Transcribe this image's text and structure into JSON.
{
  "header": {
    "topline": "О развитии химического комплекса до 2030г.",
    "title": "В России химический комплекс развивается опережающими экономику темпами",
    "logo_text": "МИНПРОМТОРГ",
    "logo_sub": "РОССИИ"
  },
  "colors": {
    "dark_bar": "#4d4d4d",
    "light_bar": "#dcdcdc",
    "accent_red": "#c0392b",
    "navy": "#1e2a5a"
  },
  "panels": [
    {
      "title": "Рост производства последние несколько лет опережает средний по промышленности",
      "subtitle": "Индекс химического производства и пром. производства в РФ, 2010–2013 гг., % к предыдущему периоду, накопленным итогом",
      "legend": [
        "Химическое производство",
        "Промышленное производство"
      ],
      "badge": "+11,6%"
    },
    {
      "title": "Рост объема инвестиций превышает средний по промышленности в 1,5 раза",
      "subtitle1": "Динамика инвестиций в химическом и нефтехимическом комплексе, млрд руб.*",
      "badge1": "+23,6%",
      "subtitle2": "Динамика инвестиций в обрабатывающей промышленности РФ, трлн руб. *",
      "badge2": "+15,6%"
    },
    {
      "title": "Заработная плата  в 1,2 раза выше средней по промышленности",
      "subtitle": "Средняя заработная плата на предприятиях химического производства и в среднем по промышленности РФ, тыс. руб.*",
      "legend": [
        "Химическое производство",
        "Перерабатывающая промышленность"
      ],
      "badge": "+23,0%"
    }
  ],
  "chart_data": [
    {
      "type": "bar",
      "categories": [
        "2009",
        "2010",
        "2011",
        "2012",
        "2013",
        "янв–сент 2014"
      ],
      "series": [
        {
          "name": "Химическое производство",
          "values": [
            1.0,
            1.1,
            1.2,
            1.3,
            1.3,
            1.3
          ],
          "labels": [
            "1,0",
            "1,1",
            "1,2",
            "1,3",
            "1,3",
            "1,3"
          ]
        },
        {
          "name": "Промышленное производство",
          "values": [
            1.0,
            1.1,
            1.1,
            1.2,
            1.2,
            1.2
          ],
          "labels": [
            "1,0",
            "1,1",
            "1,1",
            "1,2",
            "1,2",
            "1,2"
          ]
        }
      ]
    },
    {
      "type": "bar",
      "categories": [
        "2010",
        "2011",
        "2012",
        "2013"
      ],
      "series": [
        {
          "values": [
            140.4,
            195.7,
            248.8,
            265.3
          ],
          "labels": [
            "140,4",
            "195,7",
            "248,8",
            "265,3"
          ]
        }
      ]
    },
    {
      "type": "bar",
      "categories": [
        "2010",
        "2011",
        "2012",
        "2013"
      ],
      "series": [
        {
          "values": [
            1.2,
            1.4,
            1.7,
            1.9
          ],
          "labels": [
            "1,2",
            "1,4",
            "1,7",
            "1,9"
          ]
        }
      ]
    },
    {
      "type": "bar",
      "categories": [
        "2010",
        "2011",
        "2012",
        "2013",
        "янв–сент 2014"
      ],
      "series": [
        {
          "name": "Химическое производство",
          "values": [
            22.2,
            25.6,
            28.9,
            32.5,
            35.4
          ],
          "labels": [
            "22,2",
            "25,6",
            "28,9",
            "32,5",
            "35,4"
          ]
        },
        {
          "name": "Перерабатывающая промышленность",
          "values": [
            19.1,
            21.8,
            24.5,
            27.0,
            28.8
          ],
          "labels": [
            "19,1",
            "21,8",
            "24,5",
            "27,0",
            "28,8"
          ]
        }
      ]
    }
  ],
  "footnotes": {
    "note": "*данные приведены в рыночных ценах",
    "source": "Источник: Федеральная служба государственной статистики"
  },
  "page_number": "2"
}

#### [Your objective]
State how many lines of the records above contain the word "промышленность", and give only that number.

#### [Answer for the task]
2